-- Direction --
Below is a listing; write it out exactly and drop any images from it.

━━━━━━━━

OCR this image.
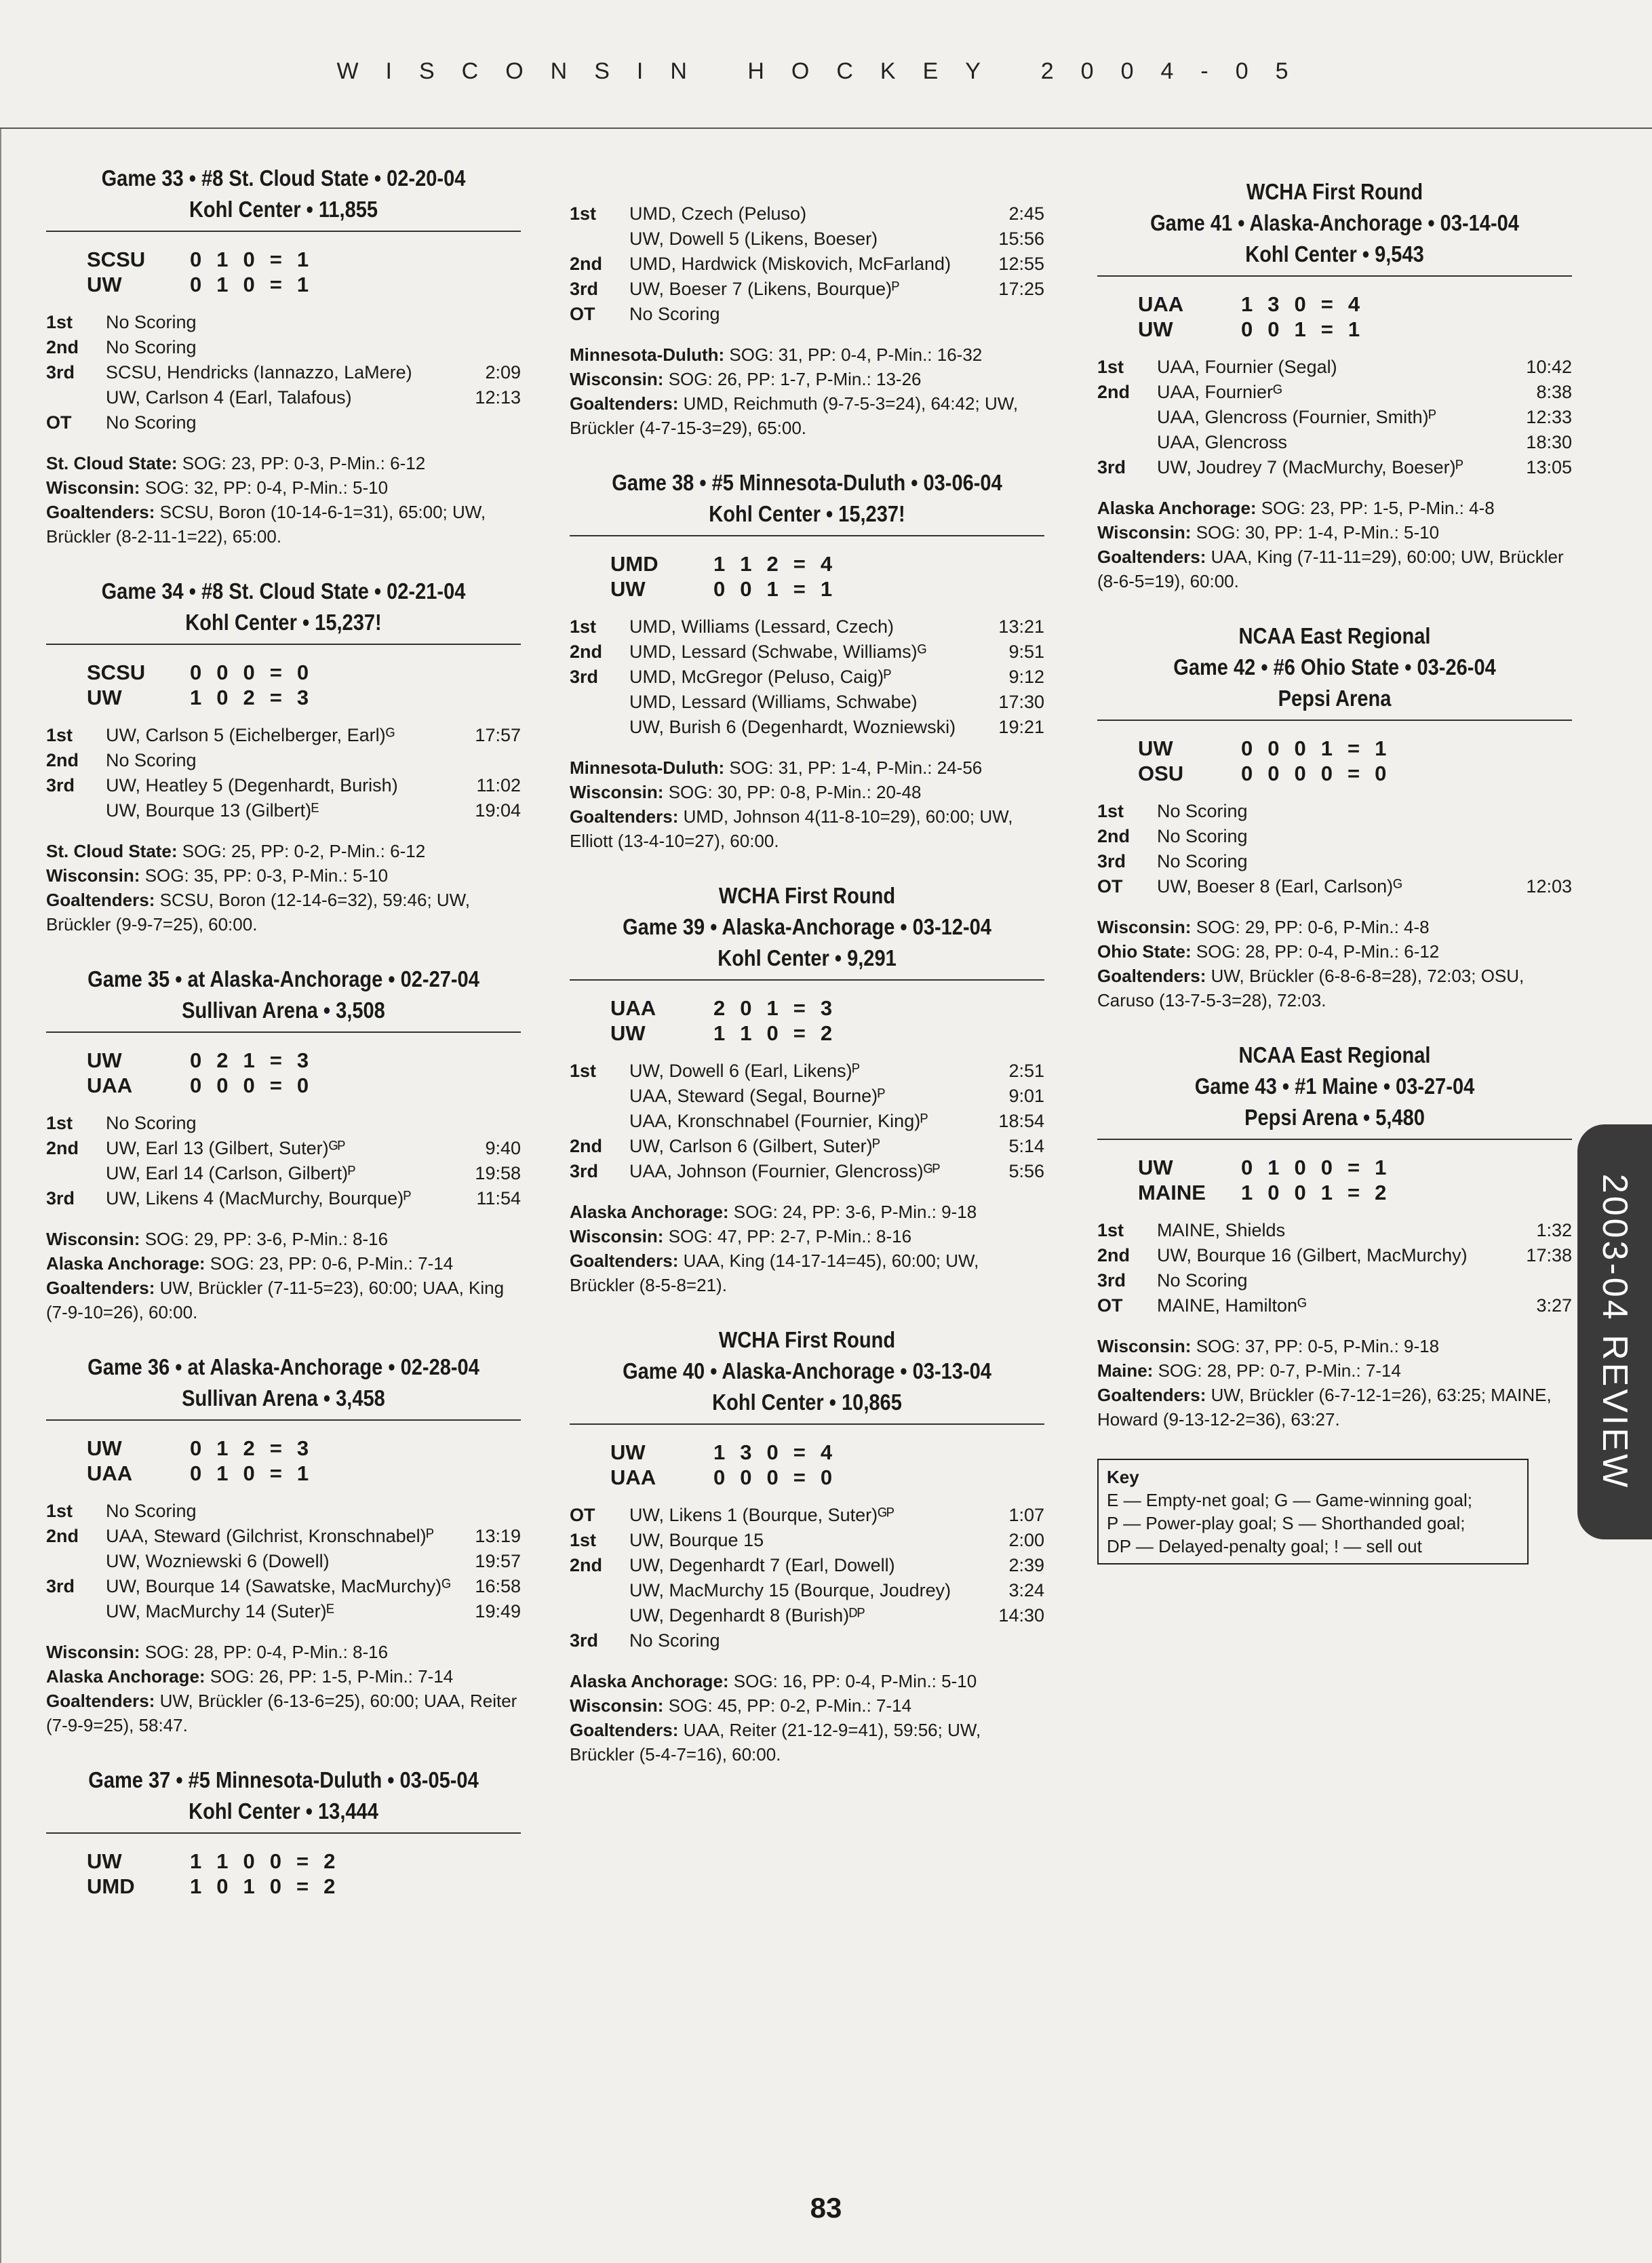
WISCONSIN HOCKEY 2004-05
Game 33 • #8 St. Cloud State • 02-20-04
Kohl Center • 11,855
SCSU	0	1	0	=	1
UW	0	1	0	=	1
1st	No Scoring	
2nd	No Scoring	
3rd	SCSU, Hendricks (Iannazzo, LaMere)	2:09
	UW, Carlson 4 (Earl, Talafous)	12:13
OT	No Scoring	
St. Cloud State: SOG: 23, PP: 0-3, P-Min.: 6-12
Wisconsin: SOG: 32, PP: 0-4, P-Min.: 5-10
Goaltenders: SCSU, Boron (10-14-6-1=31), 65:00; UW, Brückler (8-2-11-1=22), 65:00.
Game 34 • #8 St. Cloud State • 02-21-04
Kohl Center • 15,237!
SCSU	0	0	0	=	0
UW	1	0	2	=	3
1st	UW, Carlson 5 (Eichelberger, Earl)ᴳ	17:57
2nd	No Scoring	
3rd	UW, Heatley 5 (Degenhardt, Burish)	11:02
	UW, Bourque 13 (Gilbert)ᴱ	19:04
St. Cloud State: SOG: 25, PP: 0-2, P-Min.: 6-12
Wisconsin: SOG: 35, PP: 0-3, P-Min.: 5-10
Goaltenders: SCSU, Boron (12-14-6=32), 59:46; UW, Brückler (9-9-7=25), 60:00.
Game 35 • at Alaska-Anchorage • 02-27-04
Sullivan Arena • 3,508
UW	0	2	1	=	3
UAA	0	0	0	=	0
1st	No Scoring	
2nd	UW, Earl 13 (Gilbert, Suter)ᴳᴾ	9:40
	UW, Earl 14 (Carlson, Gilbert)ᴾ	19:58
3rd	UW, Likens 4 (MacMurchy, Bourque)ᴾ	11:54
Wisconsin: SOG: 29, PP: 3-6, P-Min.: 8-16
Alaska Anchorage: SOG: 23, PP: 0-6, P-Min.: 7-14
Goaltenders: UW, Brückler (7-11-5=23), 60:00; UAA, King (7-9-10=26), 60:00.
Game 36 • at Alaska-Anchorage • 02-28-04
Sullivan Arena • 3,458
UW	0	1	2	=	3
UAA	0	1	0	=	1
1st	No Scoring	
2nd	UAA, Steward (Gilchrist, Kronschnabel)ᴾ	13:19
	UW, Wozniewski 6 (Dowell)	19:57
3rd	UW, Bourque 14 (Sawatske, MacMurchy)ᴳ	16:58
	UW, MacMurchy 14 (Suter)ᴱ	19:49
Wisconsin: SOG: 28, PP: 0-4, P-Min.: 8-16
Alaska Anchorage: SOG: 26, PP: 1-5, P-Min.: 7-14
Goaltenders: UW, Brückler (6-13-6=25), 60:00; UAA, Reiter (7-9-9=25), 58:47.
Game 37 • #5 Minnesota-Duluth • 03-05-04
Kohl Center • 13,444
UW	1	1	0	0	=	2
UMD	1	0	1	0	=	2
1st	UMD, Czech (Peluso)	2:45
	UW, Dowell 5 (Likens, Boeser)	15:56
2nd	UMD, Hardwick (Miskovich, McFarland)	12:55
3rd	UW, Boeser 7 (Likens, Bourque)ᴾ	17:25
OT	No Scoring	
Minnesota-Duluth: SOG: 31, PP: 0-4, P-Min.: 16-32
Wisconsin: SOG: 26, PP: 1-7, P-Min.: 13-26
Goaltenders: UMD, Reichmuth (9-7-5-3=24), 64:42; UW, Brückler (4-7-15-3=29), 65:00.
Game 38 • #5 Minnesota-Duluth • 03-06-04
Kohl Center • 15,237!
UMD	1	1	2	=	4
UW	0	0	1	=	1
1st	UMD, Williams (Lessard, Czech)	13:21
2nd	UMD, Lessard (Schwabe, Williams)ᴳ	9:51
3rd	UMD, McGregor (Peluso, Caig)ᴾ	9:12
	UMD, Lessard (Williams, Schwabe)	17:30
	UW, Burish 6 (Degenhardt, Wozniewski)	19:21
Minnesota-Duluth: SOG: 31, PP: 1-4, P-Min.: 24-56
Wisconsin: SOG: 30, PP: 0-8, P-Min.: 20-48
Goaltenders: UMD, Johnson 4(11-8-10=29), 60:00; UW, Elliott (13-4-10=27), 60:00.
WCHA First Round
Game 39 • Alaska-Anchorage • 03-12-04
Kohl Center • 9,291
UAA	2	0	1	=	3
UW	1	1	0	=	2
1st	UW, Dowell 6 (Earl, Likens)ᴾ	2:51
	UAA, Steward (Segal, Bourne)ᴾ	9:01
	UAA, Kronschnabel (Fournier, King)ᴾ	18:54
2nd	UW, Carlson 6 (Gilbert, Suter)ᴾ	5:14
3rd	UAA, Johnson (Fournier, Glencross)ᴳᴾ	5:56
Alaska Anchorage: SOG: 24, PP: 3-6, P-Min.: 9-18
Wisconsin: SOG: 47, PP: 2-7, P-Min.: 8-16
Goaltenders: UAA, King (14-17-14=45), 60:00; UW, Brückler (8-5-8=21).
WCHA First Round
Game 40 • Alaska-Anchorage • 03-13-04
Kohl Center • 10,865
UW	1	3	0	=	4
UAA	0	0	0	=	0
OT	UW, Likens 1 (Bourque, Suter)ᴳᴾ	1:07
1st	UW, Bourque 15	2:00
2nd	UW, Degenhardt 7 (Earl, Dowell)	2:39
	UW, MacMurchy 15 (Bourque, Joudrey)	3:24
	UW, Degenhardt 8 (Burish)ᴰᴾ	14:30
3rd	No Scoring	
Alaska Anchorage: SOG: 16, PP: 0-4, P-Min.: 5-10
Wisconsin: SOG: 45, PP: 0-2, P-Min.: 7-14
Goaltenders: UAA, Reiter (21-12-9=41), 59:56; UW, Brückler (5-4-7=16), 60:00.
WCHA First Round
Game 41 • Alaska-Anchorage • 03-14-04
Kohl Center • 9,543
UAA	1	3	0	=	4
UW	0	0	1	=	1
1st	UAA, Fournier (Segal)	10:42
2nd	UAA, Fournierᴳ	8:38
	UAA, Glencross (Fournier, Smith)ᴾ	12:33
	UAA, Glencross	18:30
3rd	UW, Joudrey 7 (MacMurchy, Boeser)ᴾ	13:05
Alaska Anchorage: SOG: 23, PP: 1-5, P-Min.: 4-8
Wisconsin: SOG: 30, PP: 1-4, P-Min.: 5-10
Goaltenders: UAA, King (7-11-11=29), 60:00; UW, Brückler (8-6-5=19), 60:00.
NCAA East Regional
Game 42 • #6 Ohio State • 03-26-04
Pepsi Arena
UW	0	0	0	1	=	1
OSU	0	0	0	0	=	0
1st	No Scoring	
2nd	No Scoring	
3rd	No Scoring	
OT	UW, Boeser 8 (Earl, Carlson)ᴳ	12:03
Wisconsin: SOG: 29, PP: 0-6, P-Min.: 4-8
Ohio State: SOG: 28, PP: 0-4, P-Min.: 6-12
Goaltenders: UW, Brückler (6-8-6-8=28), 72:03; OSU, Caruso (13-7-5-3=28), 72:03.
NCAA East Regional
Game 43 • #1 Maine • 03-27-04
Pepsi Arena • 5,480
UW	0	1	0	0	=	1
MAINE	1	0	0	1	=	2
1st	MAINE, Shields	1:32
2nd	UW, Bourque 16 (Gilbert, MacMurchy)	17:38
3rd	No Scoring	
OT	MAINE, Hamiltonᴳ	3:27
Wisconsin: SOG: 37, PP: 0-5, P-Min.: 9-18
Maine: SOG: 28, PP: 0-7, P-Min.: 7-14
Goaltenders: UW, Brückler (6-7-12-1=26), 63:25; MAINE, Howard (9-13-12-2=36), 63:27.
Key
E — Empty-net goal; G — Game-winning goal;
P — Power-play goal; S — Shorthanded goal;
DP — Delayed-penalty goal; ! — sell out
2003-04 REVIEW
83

━━━━━━━━

-- Solution --
OCR this image.
WISCONSIN HOCKEY 2004-05
Game 33 • #8 St. Cloud State • 02-20-04
Kohl Center • 11,855
SCSU	0	1	0	=	1
UW	0	1	0	=	1
1st	No Scoring	
2nd	No Scoring	
3rd	SCSU, Hendricks (Iannazzo, LaMere)	2:09
	UW, Carlson 4 (Earl, Talafous)	12:13
OT	No Scoring	
St. Cloud State: SOG: 23, PP: 0-3, P-Min.: 6-12
Wisconsin: SOG: 32, PP: 0-4, P-Min.: 5-10
Goaltenders: SCSU, Boron (10-14-6-1=31), 65:00; UW, Brückler (8-2-11-1=22), 65:00.
Game 34 • #8 St. Cloud State • 02-21-04
Kohl Center • 15,237!
SCSU	0	0	0	=	0
UW	1	0	2	=	3
1st	UW, Carlson 5 (Eichelberger, Earl)ᴳ	17:57
2nd	No Scoring	
3rd	UW, Heatley 5 (Degenhardt, Burish)	11:02
	UW, Bourque 13 (Gilbert)ᴱ	19:04
St. Cloud State: SOG: 25, PP: 0-2, P-Min.: 6-12
Wisconsin: SOG: 35, PP: 0-3, P-Min.: 5-10
Goaltenders: SCSU, Boron (12-14-6=32), 59:46; UW, Brückler (9-9-7=25), 60:00.
Game 35 • at Alaska-Anchorage • 02-27-04
Sullivan Arena • 3,508
UW	0	2	1	=	3
UAA	0	0	0	=	0
1st	No Scoring	
2nd	UW, Earl 13 (Gilbert, Suter)ᴳᴾ	9:40
	UW, Earl 14 (Carlson, Gilbert)ᴾ	19:58
3rd	UW, Likens 4 (MacMurchy, Bourque)ᴾ	11:54
Wisconsin: SOG: 29, PP: 3-6, P-Min.: 8-16
Alaska Anchorage: SOG: 23, PP: 0-6, P-Min.: 7-14
Goaltenders: UW, Brückler (7-11-5=23), 60:00; UAA, King (7-9-10=26), 60:00.
Game 36 • at Alaska-Anchorage • 02-28-04
Sullivan Arena • 3,458
UW	0	1	2	=	3
UAA	0	1	0	=	1
1st	No Scoring	
2nd	UAA, Steward (Gilchrist, Kronschnabel)ᴾ	13:19
	UW, Wozniewski 6 (Dowell)	19:57
3rd	UW, Bourque 14 (Sawatske, MacMurchy)ᴳ	16:58
	UW, MacMurchy 14 (Suter)ᴱ	19:49
Wisconsin: SOG: 28, PP: 0-4, P-Min.: 8-16
Alaska Anchorage: SOG: 26, PP: 1-5, P-Min.: 7-14
Goaltenders: UW, Brückler (6-13-6=25), 60:00; UAA, Reiter (7-9-9=25), 58:47.
Game 37 • #5 Minnesota-Duluth • 03-05-04
Kohl Center • 13,444
UW	1	1	0	0	=	2
UMD	1	0	1	0	=	2
1st	UMD, Czech (Peluso)	2:45
	UW, Dowell 5 (Likens, Boeser)	15:56
2nd	UMD, Hardwick (Miskovich, McFarland)	12:55
3rd	UW, Boeser 7 (Likens, Bourque)ᴾ	17:25
OT	No Scoring	
Minnesota-Duluth: SOG: 31, PP: 0-4, P-Min.: 16-32
Wisconsin: SOG: 26, PP: 1-7, P-Min.: 13-26
Goaltenders: UMD, Reichmuth (9-7-5-3=24), 64:42; UW, Brückler (4-7-15-3=29), 65:00.
Game 38 • #5 Minnesota-Duluth • 03-06-04
Kohl Center • 15,237!
UMD	1	1	2	=	4
UW	0	0	1	=	1
1st	UMD, Williams (Lessard, Czech)	13:21
2nd	UMD, Lessard (Schwabe, Williams)ᴳ	9:51
3rd	UMD, McGregor (Peluso, Caig)ᴾ	9:12
	UMD, Lessard (Williams, Schwabe)	17:30
	UW, Burish 6 (Degenhardt, Wozniewski)	19:21
Minnesota-Duluth: SOG: 31, PP: 1-4, P-Min.: 24-56
Wisconsin: SOG: 30, PP: 0-8, P-Min.: 20-48
Goaltenders: UMD, Johnson 4(11-8-10=29), 60:00; UW, Elliott (13-4-10=27), 60:00.
WCHA First Round
Game 39 • Alaska-Anchorage • 03-12-04
Kohl Center • 9,291
UAA	2	0	1	=	3
UW	1	1	0	=	2
1st	UW, Dowell 6 (Earl, Likens)ᴾ	2:51
	UAA, Steward (Segal, Bourne)ᴾ	9:01
	UAA, Kronschnabel (Fournier, King)ᴾ	18:54
2nd	UW, Carlson 6 (Gilbert, Suter)ᴾ	5:14
3rd	UAA, Johnson (Fournier, Glencross)ᴳᴾ	5:56
Alaska Anchorage: SOG: 24, PP: 3-6, P-Min.: 9-18
Wisconsin: SOG: 47, PP: 2-7, P-Min.: 8-16
Goaltenders: UAA, King (14-17-14=45), 60:00; UW, Brückler (8-5-8=21).
WCHA First Round
Game 40 • Alaska-Anchorage • 03-13-04
Kohl Center • 10,865
UW	1	3	0	=	4
UAA	0	0	0	=	0
OT	UW, Likens 1 (Bourque, Suter)ᴳᴾ	1:07
1st	UW, Bourque 15	2:00
2nd	UW, Degenhardt 7 (Earl, Dowell)	2:39
	UW, MacMurchy 15 (Bourque, Joudrey)	3:24
	UW, Degenhardt 8 (Burish)ᴰᴾ	14:30
3rd	No Scoring	
Alaska Anchorage: SOG: 16, PP: 0-4, P-Min.: 5-10
Wisconsin: SOG: 45, PP: 0-2, P-Min.: 7-14
Goaltenders: UAA, Reiter (21-12-9=41), 59:56; UW, Brückler (5-4-7=16), 60:00.
WCHA First Round
Game 41 • Alaska-Anchorage • 03-14-04
Kohl Center • 9,543
UAA	1	3	0	=	4
UW	0	0	1	=	1
1st	UAA, Fournier (Segal)	10:42
2nd	UAA, Fournierᴳ	8:38
	UAA, Glencross (Fournier, Smith)ᴾ	12:33
	UAA, Glencross	18:30
3rd	UW, Joudrey 7 (MacMurchy, Boeser)ᴾ	13:05
Alaska Anchorage: SOG: 23, PP: 1-5, P-Min.: 4-8
Wisconsin: SOG: 30, PP: 1-4, P-Min.: 5-10
Goaltenders: UAA, King (7-11-11=29), 60:00; UW, Brückler (8-6-5=19), 60:00.
NCAA East Regional
Game 42 • #6 Ohio State • 03-26-04
Pepsi Arena
UW	0	0	0	1	=	1
OSU	0	0	0	0	=	0
1st	No Scoring	
2nd	No Scoring	
3rd	No Scoring	
OT	UW, Boeser 8 (Earl, Carlson)ᴳ	12:03
Wisconsin: SOG: 29, PP: 0-6, P-Min.: 4-8
Ohio State: SOG: 28, PP: 0-4, P-Min.: 6-12
Goaltenders: UW, Brückler (6-8-6-8=28), 72:03; OSU, Caruso (13-7-5-3=28), 72:03.
NCAA East Regional
Game 43 • #1 Maine • 03-27-04
Pepsi Arena • 5,480
UW	0	1	0	0	=	1
MAINE	1	0	0	1	=	2
1st	MAINE, Shields	1:32
2nd	UW, Bourque 16 (Gilbert, MacMurchy)	17:38
3rd	No Scoring	
OT	MAINE, Hamiltonᴳ	3:27
Wisconsin: SOG: 37, PP: 0-5, P-Min.: 9-18
Maine: SOG: 28, PP: 0-7, P-Min.: 7-14
Goaltenders: UW, Brückler (6-7-12-1=26), 63:25; MAINE, Howard (9-13-12-2=36), 63:27.
Key
E — Empty-net goal; G — Game-winning goal;
P — Power-play goal; S — Shorthanded goal;
DP — Delayed-penalty goal; ! — sell out
2003-04 REVIEW
83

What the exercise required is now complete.